[ACTIVITY LIST]
(a) In the flu drug article, what share of the mice given the drug survived?
(b) Update the flu drug article from the words "People who die" through the words "the blood vessels.", putting "capillaries" in place of "blood vessels" each time it appears.

[TEXT SEGMENT]
Influenza kills hundreds of thousands of people around the world every year, yet there is essentially only one class of drugs to fight the ever-changing virus. Cases of flu resistant to this class of drugs have already been reported and researchers worry a completely new strain of flu could evolve, leading to a pandemic like the one in 1918 that killed approximately 50 million people. Many researchers are trying to develop new drugs to defeat the flu virus. But researchers at St. Michael's Hospital had a completely different idea.
People who die from the flu actually die from respiratory failure, when the lung's tiny blood vessels start leaking fluid into the lung's air sacs. Dr. Warren Lee, a researcher with the hospital's Keenan Research Centre for Biomedical Sciences, wondered what would happen if someone developed a treatment that would prevent those blood vessels from leaking?
Working with mice, Lee tested a new drug developed by researchers at Sunnybrook Hospital that acts on the endothelial cells that line the blood vessels.
Their work, published today in the journal Scientific Reports, found that:
The drug, Vasculotide, was effective against multiple strains of influenza, including the 2009 swine flu pandemic strain. Without the drug, 100 per cent of the mice died within one week. With the drug, more than 80 per cent survived. In addition:
•The drug worked even if it was administered days after the infection began. Traditional antiviral drugs such as Tamiflu must be started immediately.
•The drug worked alone and in combination with antivirals.
•It worked without compromising the body's ability to mount an immune response to the virus.
Lee, a critical-care physician and cell biologist, says that while this research was conducted in mice, he found the results exciting since the drug was effective in two different strains of mice and three different strains of flu. He said that since the mechanism of blood vessels leaking into lungs is common throughout animals, he was optimistic the drug could be effective in animals other than mice, including humans.
St. Michael's and Sunnybrook have jointly applied for a U.S. patent for the drug.
This study received funding from the Canadian Institutes of Health Research, the Physicians' Services Incorporated Foundation and a Government of Ontario Early Researcher Award.

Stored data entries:
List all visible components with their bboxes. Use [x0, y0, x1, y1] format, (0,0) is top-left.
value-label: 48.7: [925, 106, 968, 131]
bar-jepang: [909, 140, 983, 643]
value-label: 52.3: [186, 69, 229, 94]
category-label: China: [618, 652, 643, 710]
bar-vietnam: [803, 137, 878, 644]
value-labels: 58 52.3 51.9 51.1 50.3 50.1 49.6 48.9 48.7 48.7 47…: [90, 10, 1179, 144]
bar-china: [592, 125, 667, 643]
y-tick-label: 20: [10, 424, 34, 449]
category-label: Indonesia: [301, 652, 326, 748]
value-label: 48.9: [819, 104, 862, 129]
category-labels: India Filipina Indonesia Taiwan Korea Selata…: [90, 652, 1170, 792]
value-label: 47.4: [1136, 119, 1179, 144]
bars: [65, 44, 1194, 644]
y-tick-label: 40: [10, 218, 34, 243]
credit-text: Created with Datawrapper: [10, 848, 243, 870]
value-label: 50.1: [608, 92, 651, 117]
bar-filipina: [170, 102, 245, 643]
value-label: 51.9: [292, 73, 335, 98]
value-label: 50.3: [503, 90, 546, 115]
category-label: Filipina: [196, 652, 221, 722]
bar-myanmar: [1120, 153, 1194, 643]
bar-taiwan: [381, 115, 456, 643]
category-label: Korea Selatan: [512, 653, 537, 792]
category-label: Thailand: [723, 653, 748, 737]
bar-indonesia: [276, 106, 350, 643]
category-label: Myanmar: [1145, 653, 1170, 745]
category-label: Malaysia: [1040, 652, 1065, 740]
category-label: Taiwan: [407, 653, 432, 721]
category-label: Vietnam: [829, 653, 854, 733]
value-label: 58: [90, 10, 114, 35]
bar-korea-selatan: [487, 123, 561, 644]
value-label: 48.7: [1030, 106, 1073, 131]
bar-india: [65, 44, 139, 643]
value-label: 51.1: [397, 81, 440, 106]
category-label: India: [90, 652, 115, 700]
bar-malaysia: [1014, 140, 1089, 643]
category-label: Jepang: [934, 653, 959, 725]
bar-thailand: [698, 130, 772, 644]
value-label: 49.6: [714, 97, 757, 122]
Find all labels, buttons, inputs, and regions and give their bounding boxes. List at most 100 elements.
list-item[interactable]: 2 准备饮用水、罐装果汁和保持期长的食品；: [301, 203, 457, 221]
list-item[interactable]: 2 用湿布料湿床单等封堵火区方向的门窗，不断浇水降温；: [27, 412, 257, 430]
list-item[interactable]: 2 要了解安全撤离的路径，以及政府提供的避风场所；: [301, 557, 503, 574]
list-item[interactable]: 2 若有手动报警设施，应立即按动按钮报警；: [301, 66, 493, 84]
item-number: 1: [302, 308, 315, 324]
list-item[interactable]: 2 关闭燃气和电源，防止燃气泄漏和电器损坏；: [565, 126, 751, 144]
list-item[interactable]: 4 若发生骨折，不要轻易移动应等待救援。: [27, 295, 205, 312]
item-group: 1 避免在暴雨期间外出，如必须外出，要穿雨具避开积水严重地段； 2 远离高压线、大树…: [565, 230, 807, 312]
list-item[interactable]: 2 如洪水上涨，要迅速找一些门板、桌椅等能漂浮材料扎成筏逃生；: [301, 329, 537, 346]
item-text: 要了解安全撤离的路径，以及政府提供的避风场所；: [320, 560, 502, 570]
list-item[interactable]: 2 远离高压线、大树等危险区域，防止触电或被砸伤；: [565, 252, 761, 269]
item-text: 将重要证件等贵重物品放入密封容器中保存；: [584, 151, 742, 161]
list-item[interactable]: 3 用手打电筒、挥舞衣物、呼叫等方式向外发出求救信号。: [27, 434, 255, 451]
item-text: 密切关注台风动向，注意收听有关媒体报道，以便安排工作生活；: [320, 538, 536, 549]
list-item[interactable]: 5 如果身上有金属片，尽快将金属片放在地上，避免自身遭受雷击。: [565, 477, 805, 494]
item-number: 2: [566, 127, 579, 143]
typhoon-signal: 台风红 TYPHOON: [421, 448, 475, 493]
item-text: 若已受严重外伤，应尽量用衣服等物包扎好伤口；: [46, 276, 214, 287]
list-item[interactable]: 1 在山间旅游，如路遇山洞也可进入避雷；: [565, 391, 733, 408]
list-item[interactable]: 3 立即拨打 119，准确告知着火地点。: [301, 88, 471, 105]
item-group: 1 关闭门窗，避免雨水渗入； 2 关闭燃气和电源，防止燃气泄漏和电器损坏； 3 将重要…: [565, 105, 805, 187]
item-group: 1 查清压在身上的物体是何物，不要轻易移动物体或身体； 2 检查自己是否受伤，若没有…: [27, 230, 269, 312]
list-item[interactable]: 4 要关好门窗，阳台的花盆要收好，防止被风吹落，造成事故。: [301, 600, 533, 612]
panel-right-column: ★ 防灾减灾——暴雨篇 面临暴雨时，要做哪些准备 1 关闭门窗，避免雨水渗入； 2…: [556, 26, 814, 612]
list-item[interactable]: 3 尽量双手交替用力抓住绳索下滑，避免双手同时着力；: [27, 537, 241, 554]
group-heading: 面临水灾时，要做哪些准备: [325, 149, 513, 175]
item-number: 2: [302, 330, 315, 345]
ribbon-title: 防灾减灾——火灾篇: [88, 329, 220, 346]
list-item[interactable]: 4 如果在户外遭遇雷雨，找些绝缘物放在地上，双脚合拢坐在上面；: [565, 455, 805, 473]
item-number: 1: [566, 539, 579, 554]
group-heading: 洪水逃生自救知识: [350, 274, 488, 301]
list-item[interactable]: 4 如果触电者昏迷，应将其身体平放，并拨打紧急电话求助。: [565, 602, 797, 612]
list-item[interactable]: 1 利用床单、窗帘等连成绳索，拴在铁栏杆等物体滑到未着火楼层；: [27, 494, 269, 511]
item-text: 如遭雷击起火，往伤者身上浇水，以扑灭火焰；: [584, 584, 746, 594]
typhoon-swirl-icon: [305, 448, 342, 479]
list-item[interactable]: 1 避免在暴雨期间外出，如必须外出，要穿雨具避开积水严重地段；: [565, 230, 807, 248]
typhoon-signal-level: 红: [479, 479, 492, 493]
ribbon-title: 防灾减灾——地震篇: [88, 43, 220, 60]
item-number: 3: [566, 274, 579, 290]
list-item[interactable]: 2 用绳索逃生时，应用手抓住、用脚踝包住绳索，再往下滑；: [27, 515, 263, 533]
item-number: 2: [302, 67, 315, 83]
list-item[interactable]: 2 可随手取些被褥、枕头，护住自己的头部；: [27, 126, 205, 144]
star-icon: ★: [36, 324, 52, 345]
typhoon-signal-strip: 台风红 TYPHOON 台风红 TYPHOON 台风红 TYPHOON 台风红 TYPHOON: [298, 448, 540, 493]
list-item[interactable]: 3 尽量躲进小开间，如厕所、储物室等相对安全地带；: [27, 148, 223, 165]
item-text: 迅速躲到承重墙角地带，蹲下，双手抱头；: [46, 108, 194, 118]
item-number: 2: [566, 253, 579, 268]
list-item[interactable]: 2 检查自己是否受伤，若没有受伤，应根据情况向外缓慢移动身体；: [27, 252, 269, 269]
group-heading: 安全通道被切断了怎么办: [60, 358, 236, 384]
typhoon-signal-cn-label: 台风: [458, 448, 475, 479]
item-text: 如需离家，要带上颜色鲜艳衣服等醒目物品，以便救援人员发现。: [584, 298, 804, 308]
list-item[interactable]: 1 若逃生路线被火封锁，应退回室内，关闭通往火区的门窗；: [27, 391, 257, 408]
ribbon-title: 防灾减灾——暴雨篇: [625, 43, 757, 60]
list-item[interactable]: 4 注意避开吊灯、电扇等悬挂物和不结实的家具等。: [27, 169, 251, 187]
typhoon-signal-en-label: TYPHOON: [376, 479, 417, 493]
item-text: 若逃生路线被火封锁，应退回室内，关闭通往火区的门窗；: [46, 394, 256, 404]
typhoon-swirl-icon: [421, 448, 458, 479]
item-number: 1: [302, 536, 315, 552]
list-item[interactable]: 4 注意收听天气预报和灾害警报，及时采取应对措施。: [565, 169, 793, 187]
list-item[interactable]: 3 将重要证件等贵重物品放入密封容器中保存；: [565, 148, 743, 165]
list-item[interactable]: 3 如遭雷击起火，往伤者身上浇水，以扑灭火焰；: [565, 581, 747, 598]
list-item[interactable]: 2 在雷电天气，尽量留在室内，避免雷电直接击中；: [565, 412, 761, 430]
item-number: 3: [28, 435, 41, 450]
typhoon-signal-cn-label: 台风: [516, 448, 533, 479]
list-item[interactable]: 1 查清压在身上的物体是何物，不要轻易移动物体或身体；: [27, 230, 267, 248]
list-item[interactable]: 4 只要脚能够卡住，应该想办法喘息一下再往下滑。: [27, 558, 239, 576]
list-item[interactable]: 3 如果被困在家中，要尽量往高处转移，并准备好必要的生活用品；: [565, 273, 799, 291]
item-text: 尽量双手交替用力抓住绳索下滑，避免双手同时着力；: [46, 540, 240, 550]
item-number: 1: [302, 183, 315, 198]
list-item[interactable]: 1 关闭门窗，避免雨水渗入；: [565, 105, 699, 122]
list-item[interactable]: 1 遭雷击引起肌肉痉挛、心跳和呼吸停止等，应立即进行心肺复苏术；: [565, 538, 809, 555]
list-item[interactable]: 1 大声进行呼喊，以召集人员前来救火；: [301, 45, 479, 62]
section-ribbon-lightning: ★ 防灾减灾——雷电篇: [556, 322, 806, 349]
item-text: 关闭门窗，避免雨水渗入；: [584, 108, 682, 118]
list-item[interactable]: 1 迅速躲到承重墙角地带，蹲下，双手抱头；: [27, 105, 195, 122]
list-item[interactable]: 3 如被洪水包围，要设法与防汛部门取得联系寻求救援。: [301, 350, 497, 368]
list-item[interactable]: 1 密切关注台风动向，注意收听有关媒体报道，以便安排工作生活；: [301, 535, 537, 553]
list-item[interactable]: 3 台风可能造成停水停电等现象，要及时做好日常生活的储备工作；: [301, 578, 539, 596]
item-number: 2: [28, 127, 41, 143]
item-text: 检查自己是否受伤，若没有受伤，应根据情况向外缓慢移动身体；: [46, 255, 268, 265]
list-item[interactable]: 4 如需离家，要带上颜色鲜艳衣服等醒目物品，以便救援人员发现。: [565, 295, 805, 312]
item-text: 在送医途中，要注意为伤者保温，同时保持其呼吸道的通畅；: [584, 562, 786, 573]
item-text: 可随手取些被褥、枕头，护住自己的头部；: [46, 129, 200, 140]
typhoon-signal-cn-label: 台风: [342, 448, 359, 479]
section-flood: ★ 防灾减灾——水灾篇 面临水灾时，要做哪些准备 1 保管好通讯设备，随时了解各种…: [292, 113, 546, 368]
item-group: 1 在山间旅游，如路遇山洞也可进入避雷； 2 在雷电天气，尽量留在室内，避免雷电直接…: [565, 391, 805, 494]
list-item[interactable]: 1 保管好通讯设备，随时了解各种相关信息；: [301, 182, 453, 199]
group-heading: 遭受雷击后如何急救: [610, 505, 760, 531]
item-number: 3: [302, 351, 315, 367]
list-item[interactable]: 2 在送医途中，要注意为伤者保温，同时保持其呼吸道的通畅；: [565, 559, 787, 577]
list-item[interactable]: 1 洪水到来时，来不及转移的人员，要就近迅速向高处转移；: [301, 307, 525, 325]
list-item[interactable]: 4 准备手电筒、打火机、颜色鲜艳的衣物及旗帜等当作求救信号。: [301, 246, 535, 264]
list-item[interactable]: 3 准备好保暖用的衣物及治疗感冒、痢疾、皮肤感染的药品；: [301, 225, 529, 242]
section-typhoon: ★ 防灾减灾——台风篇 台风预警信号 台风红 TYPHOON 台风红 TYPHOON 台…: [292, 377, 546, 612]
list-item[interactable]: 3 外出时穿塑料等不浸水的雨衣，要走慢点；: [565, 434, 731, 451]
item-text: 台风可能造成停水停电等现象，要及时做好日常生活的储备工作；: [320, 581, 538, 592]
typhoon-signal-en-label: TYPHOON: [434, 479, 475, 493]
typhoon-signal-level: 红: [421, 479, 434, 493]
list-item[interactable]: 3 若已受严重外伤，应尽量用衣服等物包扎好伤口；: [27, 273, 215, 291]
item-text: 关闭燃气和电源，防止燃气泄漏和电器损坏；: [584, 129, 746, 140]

[ACTIVITY ANSWERS]
(a) More than 80 per cent.

(b)
People who die from the flu actually die from respiratory failure, when the lung's tiny capillaries start leaking fluid into the lung's air sacs. Dr. Warren Lee, a researcher with the hospital's Keenan Research Centre for Biomedical Sciences, wondered what would happen if someone developed a treatment that would prevent those capillaries from leaking?
Working with mice, Lee tested a new drug developed by researchers at Sunnybrook Hospital that acts on the endothelial cells that line the capillaries.